Records from a collection
════════════════

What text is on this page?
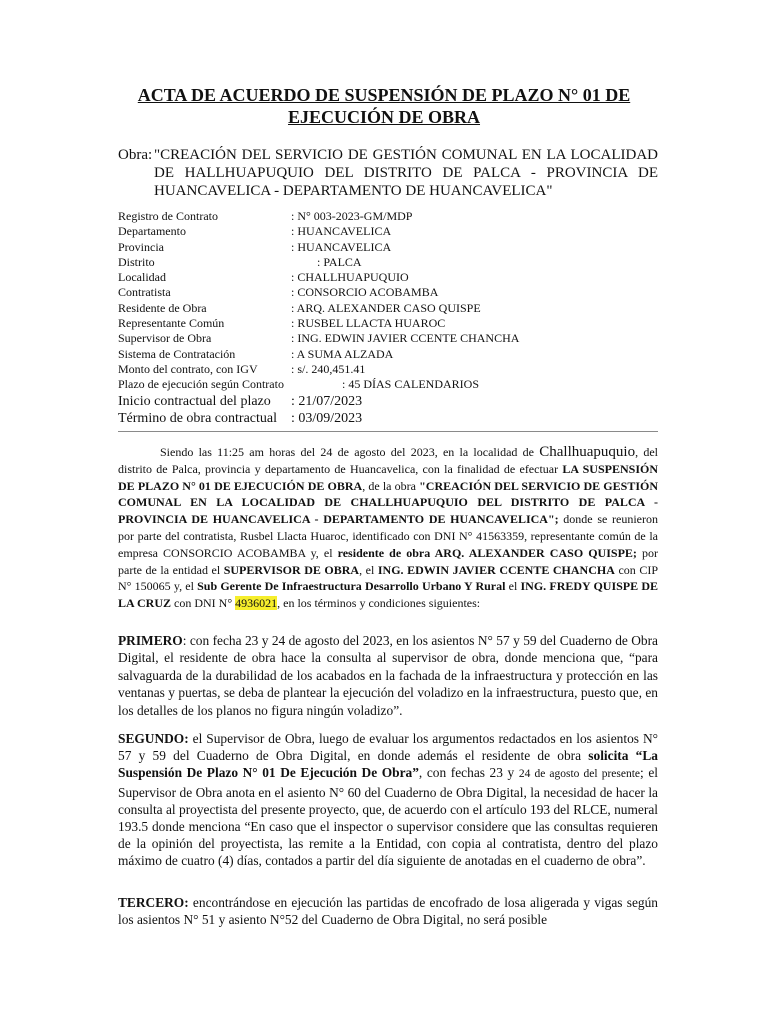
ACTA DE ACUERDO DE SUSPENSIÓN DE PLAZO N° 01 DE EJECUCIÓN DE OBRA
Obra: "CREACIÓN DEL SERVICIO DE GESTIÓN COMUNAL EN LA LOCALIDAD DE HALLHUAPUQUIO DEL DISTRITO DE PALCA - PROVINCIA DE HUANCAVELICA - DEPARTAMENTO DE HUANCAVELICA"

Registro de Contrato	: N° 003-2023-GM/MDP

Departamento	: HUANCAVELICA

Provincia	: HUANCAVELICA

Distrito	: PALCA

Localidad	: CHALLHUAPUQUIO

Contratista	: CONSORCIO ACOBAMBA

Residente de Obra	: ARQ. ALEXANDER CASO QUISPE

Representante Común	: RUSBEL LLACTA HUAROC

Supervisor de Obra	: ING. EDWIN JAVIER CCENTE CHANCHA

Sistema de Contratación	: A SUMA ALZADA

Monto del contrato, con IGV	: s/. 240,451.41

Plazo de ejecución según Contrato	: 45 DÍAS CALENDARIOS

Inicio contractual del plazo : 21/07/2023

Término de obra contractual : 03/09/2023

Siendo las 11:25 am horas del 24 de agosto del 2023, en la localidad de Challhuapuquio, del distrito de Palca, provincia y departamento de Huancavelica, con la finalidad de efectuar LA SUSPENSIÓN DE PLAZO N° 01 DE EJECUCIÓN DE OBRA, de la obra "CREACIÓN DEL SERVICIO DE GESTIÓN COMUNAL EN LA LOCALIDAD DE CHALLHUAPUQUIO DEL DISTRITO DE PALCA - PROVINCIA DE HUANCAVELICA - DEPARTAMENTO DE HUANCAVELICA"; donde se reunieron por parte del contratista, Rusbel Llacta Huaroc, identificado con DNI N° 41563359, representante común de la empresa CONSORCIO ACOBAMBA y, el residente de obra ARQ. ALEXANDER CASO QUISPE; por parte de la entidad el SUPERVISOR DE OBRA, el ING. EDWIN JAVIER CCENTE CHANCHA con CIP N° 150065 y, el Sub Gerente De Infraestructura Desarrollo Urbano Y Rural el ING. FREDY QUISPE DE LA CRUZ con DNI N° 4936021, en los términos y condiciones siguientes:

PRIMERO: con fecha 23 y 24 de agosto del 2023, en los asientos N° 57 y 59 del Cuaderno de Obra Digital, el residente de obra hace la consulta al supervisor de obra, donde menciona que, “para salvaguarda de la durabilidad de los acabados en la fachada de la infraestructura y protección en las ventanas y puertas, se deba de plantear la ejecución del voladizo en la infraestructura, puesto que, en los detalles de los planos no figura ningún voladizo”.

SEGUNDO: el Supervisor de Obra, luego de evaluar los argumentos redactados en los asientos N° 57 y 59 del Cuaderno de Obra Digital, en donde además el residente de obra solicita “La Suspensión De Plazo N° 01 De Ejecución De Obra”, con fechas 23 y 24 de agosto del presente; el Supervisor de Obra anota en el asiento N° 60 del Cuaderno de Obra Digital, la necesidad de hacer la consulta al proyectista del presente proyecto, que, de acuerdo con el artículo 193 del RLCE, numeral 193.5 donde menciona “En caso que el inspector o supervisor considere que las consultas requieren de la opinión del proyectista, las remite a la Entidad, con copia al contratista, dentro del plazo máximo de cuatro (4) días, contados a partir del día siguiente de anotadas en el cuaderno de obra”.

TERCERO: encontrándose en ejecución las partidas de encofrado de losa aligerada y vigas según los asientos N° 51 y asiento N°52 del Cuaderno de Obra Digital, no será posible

════════════════

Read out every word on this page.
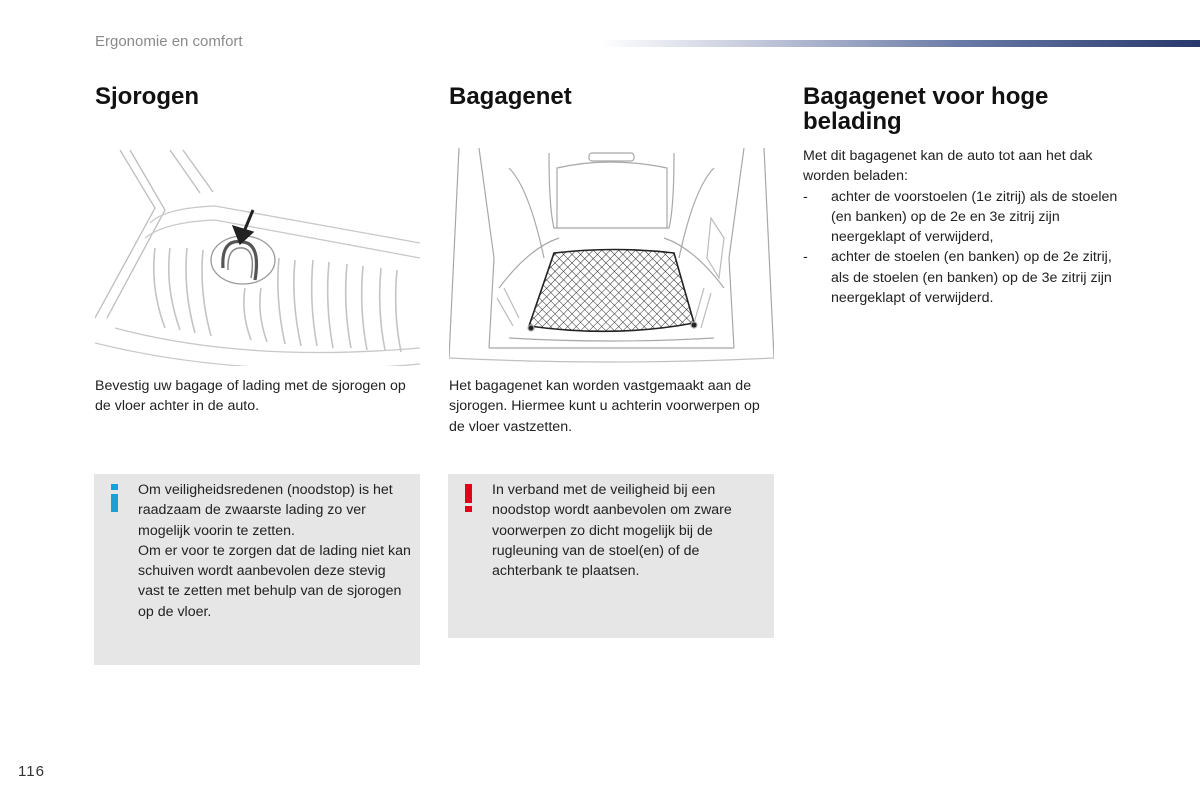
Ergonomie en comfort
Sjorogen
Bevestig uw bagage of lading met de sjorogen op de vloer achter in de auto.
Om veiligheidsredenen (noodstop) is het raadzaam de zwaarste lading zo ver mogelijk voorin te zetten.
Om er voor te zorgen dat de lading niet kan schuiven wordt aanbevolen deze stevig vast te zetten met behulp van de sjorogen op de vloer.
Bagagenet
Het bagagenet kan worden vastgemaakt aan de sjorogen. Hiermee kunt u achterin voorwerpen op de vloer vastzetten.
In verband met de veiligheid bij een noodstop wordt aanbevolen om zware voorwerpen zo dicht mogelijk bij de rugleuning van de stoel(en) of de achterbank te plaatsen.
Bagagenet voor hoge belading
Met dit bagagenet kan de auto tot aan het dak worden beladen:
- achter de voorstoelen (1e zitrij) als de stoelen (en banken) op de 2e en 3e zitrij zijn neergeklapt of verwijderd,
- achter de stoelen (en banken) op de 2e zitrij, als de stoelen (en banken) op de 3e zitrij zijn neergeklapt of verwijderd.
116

════════════════

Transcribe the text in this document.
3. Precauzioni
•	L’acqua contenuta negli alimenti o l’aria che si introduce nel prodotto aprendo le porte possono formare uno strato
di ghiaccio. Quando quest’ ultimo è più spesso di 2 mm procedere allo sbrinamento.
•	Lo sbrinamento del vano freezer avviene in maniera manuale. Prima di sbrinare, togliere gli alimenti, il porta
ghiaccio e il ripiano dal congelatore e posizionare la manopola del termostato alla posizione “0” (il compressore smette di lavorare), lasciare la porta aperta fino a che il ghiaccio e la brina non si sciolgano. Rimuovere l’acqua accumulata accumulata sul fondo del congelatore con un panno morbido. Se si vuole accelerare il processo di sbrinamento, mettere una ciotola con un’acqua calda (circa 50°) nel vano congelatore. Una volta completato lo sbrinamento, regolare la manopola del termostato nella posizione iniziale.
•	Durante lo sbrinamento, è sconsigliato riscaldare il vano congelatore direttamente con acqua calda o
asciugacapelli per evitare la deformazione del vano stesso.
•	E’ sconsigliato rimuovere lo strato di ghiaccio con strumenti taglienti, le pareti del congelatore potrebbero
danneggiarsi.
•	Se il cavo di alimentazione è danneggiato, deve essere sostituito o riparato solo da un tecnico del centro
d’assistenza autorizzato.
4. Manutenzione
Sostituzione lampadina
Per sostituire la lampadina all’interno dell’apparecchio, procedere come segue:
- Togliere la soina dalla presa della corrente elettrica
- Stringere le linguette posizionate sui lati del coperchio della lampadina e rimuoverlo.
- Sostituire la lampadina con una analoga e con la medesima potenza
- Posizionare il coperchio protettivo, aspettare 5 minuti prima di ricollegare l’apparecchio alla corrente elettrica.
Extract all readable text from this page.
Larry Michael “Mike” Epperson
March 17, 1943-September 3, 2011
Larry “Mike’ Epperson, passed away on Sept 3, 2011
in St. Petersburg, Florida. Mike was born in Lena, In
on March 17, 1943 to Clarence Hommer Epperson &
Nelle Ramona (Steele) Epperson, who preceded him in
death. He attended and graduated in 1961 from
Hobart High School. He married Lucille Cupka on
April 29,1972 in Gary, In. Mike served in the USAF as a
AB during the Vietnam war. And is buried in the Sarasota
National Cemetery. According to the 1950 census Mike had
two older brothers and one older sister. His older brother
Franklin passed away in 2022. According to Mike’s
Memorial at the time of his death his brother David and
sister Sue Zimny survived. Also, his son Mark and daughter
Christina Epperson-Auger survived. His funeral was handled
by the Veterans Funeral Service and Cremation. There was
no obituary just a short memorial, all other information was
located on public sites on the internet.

════════════════

Pull out all lines from the entries above that include the word "HUANCAVELICA".

§ **Exercise solution**
Obra: "CREACIÓN DEL SERVICIO DE GESTIÓN COMUNAL EN LA LOCALIDAD DE HALLHUAPUQUIO DEL DISTRITO DE PALCA - PROVINCIA DE HUANCAVELICA - DEPARTAMENTO DE HUANCAVELICA"
Departamento	: HUANCAVELICA
Provincia	: HUANCAVELICA
Siendo las 11:25 am horas del 24 de agosto del 2023, en la localidad de Challhuapuquio, del distrito de Palca, provincia y departamento de Huancavelica, con la finalidad de efectuar LA SUSPENSIÓN DE PLAZO N° 01 DE EJECUCIÓN DE OBRA, de la obra "CREACIÓN DEL SERVICIO DE GESTIÓN COMUNAL EN LA LOCALIDAD DE CHALLHUAPUQUIO DEL DISTRITO DE PALCA - PROVINCIA DE HUANCAVELICA - DEPARTAMENTO DE HUANCAVELICA"; donde se reunieron por parte del contratista, Rusbel Llacta Huaroc, identificado con DNI N° 41563359, representante común de la empresa CONSORCIO ACOBAMBA y, el residente de obra ARQ. ALEXANDER CASO QUISPE; por parte de la entidad el SUPERVISOR DE OBRA, el ING. EDWIN JAVIER CCENTE CHANCHA con CIP N° 150065 y, el Sub Gerente De Infraestructura Desarrollo Urbano Y Rural el ING. FREDY QUISPE DE LA CRUZ con DNI N° 4936021, en los términos y condiciones siguientes:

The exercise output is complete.